> [Objective]
Look for "femmes" in the listing below. Gather each line that contains it.
---- Stored records
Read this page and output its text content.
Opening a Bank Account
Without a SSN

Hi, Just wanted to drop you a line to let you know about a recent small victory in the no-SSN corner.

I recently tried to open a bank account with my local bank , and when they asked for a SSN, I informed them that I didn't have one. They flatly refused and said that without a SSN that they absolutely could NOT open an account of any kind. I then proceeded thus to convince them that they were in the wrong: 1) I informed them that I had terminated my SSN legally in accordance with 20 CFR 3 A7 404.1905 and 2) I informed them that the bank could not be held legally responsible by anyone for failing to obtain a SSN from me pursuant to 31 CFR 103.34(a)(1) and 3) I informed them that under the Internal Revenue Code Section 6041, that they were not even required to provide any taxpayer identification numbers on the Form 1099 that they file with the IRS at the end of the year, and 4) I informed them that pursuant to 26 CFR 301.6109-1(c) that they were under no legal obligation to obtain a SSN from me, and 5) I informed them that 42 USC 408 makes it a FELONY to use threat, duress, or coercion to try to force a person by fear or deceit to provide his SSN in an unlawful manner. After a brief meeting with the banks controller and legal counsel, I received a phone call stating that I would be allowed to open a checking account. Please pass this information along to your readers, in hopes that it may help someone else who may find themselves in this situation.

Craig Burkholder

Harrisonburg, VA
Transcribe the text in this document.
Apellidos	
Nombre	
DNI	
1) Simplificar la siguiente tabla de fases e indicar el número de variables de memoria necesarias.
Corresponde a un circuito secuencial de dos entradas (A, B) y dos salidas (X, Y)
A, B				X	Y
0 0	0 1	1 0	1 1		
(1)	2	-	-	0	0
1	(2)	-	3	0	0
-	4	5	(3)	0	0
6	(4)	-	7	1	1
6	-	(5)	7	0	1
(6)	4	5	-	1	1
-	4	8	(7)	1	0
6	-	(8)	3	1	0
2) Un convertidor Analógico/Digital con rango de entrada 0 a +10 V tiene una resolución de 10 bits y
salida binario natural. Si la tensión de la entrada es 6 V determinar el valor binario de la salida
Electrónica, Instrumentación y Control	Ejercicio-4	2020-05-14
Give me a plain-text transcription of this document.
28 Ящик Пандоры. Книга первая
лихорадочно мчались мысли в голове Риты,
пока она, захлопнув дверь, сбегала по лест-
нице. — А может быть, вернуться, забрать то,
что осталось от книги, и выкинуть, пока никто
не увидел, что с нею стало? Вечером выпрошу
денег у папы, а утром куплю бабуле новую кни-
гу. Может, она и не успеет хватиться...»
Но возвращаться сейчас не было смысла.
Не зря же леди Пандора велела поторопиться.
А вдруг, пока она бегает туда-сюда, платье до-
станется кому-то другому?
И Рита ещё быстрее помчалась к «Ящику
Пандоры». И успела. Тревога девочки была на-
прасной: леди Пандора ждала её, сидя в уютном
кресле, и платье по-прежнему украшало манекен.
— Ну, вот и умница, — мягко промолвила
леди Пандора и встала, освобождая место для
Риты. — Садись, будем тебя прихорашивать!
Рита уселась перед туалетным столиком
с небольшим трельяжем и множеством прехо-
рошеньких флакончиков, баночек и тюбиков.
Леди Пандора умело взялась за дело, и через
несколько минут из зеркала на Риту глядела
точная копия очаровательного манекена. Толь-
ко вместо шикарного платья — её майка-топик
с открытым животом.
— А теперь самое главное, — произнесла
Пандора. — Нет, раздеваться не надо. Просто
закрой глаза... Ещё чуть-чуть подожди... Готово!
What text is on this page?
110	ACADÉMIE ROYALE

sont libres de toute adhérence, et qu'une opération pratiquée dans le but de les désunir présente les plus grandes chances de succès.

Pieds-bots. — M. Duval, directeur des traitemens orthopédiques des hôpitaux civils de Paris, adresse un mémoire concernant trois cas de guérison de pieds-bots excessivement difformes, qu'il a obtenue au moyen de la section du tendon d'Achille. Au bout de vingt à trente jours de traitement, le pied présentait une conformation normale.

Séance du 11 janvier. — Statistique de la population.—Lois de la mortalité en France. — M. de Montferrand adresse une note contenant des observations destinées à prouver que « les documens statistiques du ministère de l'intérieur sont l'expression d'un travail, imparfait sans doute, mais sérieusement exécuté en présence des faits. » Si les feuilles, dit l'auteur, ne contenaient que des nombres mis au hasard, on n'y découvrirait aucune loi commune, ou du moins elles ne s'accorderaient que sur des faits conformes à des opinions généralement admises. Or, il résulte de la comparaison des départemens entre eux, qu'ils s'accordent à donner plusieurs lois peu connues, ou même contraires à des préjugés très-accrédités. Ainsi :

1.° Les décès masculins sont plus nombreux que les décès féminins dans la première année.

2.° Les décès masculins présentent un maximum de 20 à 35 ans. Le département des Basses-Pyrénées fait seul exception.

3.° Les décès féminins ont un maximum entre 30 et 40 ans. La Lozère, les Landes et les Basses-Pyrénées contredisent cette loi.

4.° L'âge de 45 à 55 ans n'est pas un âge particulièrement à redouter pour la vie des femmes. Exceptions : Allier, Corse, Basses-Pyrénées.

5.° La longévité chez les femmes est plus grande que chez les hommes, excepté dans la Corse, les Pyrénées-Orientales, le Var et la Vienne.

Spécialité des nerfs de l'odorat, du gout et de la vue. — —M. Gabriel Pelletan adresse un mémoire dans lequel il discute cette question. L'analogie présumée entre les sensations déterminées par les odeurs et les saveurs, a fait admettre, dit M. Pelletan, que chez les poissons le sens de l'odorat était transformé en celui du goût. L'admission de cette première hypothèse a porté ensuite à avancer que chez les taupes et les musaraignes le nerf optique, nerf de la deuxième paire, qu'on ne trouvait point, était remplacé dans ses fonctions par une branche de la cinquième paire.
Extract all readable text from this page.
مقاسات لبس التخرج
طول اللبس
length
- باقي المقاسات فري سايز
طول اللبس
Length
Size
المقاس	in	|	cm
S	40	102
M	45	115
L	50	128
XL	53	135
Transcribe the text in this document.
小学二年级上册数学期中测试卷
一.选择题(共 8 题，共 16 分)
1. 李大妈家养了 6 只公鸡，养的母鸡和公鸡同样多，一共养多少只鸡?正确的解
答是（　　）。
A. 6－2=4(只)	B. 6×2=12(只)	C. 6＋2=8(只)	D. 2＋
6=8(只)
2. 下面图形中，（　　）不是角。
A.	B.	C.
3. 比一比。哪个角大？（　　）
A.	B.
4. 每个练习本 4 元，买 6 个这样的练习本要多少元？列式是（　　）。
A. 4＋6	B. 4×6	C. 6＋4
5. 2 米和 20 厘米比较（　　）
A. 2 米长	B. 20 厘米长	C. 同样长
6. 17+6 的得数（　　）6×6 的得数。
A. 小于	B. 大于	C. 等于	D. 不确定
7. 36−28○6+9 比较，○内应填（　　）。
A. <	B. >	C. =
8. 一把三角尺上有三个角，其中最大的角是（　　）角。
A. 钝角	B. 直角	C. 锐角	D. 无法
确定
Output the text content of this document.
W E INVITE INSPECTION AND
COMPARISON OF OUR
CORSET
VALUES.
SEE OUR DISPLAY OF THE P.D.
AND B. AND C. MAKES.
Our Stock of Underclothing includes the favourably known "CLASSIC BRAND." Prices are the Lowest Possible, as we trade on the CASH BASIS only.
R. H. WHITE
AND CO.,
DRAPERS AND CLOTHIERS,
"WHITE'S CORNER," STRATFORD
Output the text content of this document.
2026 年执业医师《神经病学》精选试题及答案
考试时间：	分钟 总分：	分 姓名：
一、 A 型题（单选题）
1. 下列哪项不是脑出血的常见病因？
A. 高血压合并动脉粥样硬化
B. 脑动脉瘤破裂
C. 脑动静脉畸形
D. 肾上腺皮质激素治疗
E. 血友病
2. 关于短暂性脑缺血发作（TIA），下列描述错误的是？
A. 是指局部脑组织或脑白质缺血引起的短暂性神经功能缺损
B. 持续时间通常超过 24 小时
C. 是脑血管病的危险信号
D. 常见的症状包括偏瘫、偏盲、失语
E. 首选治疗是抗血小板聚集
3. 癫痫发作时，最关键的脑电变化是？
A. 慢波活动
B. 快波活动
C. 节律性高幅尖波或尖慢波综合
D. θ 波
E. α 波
--------
> [Worked solution]
4.° L'âge de 45 à 55 ans n'est pas un âge particulièrement à redouter pour la vie des femmes. Exceptions : Allier, Corse, Basses-Pyrénées.
5.° La longévité chez les femmes est plus grande que chez les hommes, excepté dans la Corse, les Pyrénées-Orientales, le Var et la Vienne.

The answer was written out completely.